Work to complete: Which lines of the records contain "population"? Collect every one of them.

Figure contents as structured data
------------------------------------------------------------

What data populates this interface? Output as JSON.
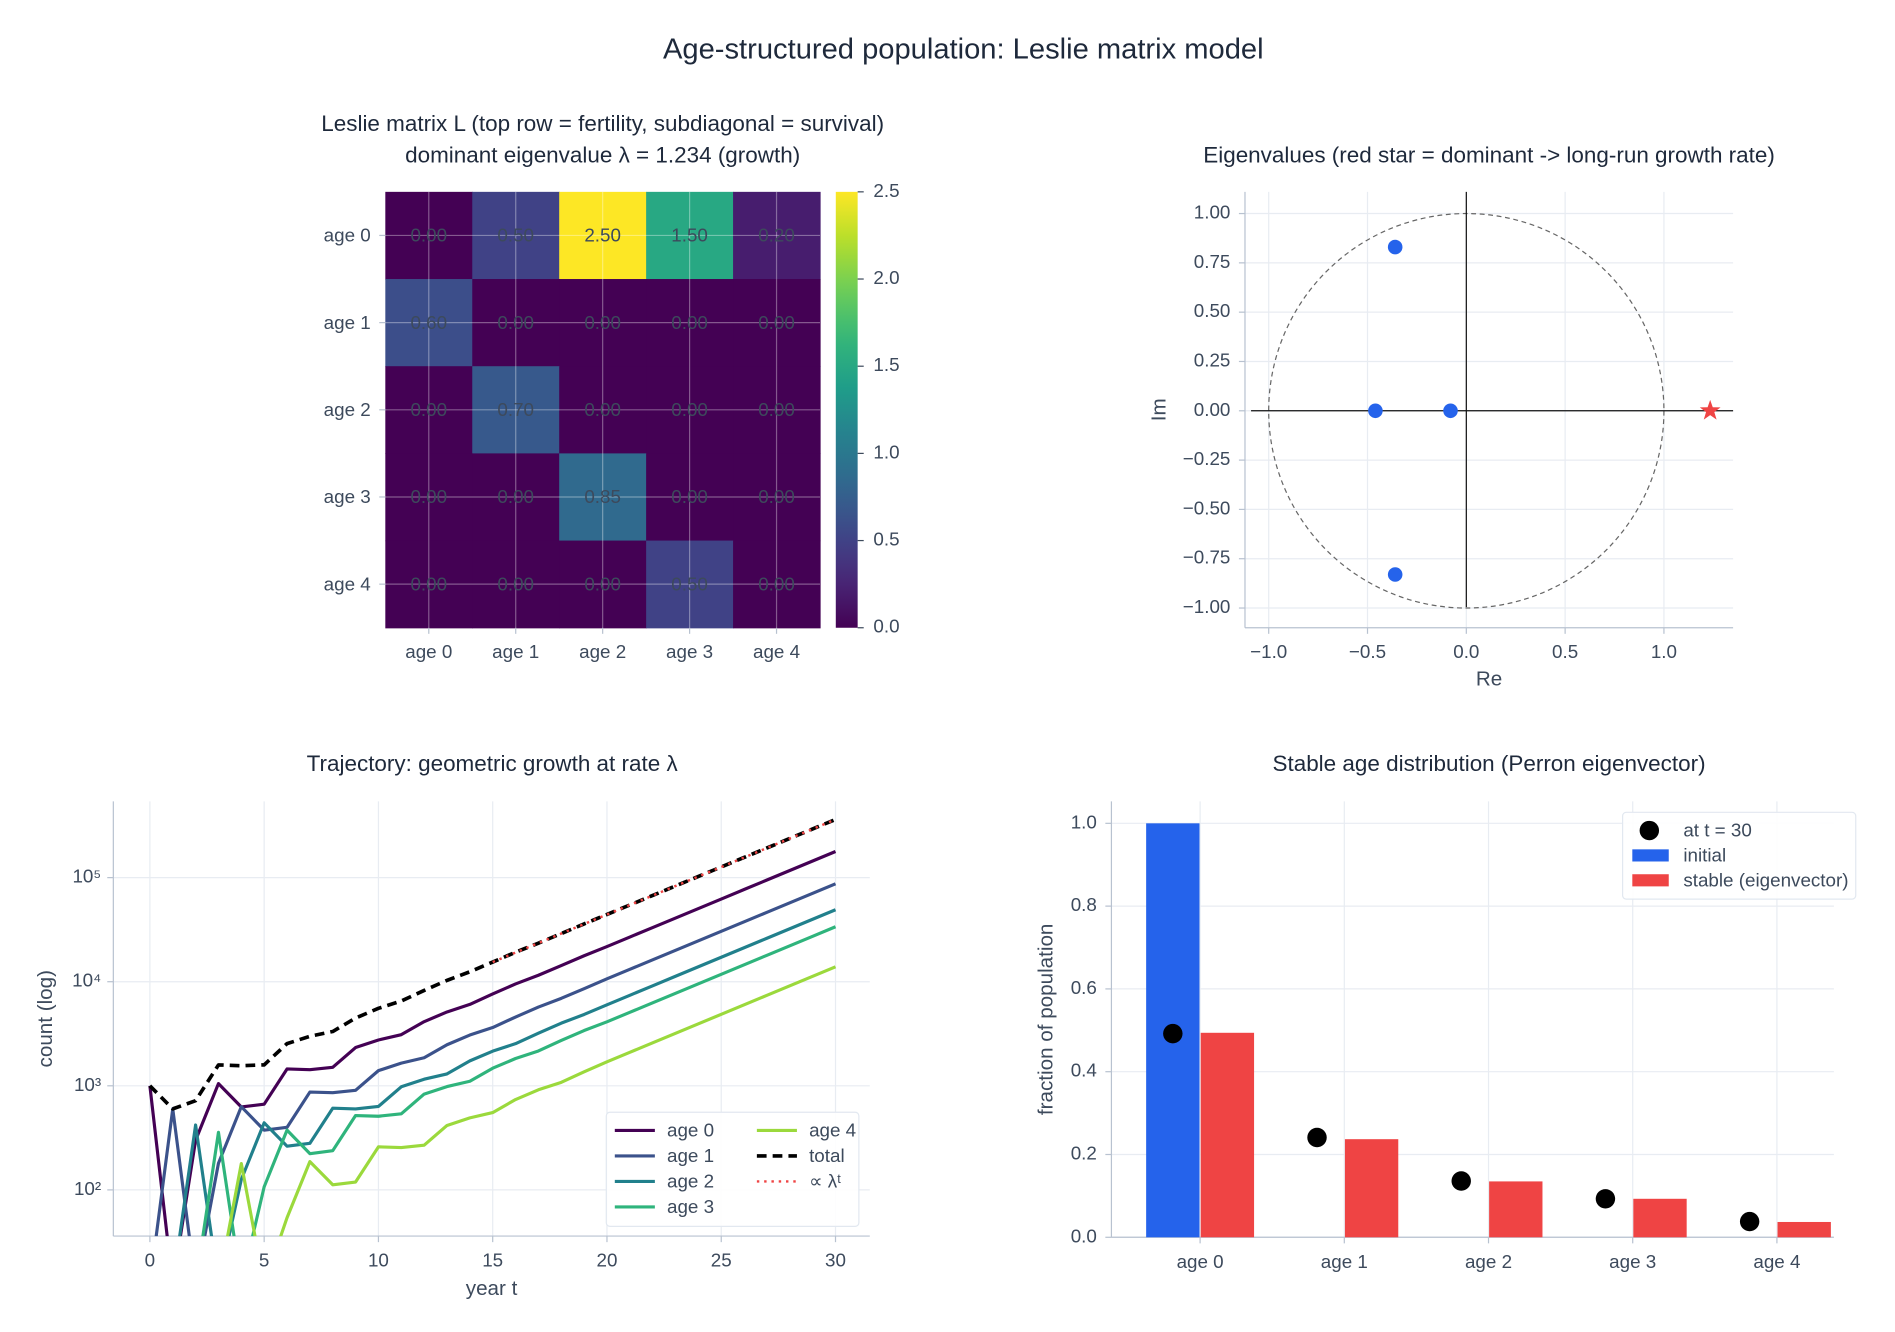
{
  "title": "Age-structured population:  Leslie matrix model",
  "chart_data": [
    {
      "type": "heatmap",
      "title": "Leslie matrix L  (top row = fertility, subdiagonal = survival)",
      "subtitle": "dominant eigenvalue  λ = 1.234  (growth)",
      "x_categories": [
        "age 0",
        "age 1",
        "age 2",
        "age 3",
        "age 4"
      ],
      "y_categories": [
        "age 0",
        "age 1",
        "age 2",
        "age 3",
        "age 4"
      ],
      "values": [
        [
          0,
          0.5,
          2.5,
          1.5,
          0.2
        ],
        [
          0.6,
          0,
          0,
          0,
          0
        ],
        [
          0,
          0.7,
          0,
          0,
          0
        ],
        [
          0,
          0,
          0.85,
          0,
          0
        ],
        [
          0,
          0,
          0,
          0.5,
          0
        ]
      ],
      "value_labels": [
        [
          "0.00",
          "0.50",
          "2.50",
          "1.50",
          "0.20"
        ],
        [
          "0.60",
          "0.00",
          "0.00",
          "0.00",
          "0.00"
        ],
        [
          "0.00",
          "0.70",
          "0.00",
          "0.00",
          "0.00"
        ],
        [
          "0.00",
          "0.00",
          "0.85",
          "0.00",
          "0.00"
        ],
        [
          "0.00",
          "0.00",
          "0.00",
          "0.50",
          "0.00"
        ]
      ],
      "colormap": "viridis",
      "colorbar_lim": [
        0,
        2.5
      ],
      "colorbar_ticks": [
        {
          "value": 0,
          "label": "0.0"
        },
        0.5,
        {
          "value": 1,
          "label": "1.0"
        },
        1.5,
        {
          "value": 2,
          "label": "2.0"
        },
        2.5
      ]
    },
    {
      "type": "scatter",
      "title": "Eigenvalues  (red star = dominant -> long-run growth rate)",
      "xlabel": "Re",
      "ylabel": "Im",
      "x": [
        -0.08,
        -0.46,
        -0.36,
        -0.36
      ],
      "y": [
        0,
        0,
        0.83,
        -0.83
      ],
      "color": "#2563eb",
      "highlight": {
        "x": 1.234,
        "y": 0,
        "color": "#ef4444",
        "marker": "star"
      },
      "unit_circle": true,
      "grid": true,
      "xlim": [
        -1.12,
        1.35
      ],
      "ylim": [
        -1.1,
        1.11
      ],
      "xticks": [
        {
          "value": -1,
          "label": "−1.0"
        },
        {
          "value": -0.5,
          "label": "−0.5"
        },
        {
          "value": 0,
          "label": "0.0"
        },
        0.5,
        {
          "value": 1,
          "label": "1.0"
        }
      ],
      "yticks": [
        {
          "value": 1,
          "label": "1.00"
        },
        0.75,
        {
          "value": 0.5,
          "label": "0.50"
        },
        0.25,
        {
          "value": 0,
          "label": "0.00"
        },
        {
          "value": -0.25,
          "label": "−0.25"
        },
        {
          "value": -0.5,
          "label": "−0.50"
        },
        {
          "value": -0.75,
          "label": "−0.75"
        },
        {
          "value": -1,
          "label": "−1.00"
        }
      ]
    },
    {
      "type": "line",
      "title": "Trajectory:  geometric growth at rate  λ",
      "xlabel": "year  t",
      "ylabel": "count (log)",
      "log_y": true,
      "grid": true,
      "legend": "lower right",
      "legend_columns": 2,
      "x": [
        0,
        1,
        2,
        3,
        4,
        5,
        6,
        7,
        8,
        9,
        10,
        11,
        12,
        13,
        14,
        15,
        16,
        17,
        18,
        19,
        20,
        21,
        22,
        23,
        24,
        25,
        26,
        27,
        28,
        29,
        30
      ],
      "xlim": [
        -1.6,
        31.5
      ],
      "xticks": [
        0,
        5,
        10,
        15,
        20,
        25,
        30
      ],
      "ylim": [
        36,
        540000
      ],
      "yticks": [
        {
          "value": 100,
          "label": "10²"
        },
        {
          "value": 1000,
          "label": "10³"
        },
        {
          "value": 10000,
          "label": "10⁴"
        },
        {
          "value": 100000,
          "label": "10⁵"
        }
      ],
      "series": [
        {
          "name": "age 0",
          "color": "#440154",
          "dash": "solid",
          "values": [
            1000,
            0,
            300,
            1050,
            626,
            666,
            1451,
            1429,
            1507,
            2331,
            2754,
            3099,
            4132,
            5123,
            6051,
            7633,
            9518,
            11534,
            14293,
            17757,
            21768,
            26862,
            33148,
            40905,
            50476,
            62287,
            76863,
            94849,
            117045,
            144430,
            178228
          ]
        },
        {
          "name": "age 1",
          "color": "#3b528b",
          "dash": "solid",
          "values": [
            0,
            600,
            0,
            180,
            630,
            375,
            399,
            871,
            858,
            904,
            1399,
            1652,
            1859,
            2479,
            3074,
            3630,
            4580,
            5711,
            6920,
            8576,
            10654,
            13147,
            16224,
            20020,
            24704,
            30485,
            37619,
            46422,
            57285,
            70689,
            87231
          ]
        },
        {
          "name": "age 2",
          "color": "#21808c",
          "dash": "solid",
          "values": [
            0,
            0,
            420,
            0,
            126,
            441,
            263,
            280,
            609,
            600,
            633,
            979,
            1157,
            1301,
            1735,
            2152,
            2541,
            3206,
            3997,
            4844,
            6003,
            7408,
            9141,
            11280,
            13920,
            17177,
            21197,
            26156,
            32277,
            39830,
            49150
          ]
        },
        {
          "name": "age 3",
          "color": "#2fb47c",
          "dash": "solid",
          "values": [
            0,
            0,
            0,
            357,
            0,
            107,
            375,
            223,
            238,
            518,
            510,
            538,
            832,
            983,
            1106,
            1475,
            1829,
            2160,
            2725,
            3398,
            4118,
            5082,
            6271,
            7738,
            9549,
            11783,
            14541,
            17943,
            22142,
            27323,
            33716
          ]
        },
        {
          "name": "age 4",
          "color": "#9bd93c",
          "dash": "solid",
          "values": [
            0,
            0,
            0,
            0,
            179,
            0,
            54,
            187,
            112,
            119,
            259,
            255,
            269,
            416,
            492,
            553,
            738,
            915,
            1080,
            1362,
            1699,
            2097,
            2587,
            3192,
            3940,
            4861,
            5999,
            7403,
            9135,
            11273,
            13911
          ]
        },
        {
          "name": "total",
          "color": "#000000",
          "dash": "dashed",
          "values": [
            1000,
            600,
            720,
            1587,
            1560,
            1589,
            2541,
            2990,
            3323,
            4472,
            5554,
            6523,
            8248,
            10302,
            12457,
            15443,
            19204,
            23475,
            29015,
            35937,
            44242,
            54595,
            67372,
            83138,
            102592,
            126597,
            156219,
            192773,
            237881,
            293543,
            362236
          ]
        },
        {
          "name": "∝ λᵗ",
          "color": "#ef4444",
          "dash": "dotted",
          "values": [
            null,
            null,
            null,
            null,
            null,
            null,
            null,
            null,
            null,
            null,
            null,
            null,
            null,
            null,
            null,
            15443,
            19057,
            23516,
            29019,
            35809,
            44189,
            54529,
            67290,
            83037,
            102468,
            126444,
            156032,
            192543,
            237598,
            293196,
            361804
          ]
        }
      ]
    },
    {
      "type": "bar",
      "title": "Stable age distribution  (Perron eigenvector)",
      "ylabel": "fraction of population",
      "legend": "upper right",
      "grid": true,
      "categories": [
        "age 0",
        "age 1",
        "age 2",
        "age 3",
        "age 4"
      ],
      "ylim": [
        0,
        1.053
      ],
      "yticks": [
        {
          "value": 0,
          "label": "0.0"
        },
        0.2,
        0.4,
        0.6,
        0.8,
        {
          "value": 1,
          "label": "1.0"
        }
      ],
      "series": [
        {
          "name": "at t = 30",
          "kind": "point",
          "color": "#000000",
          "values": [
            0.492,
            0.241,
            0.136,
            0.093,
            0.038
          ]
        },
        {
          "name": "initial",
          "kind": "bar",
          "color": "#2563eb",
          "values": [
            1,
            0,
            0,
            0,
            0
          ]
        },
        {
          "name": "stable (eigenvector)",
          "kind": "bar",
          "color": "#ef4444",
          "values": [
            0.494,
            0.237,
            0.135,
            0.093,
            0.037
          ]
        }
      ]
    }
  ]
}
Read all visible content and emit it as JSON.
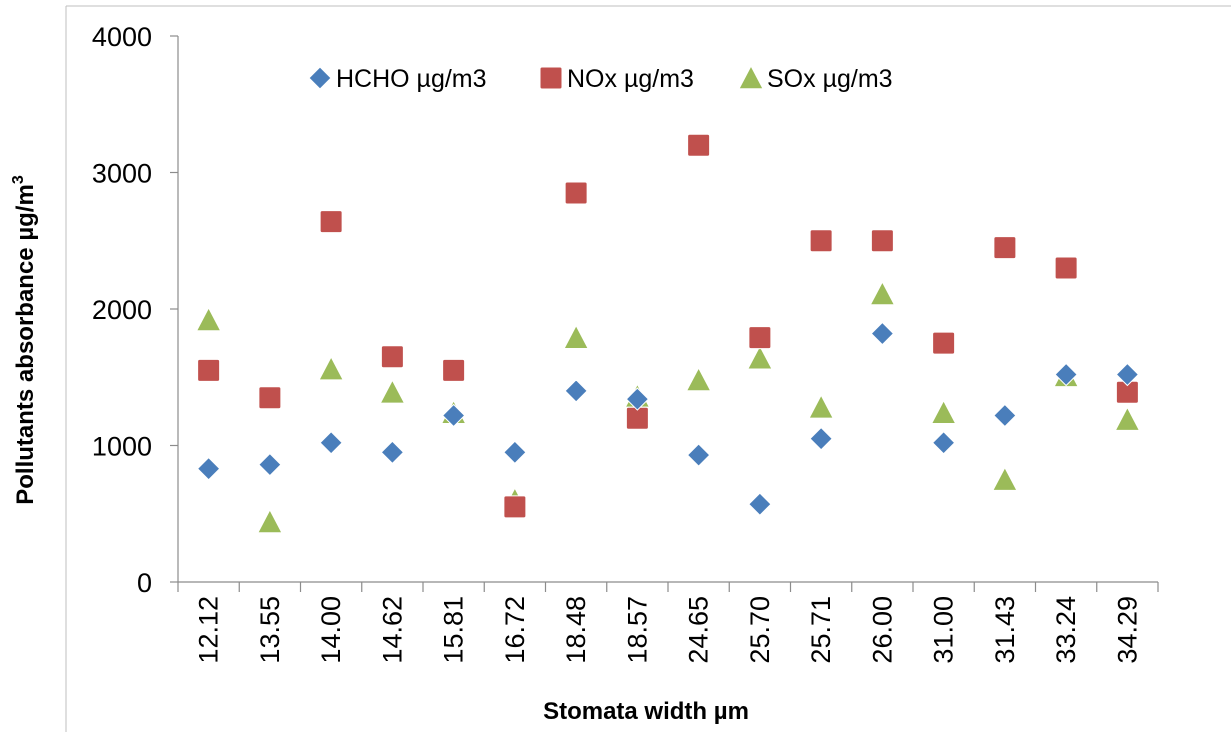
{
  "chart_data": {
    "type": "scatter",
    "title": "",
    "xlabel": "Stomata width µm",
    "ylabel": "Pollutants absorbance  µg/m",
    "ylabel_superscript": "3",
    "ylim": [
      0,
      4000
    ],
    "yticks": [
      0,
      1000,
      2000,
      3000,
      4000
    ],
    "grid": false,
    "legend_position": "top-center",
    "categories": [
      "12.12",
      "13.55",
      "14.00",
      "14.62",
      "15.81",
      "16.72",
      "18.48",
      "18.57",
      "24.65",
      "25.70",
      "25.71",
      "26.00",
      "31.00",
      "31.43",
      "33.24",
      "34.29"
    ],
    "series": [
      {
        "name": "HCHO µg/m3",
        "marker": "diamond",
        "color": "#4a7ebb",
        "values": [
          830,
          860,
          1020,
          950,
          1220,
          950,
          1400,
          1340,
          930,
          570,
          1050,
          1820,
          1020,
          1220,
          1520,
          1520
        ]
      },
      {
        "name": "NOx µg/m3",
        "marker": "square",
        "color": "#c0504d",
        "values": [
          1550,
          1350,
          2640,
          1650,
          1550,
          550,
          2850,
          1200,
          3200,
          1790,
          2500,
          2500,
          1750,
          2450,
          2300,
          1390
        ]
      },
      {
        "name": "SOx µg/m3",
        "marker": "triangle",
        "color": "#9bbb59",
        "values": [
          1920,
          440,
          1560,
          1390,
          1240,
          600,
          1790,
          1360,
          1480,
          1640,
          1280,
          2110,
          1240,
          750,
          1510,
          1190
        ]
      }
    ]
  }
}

------------------------------------------------------------

Response to the exercise:
  "title": "Age-structured population:  Leslie matrix model",
      "ylabel": "fraction of population",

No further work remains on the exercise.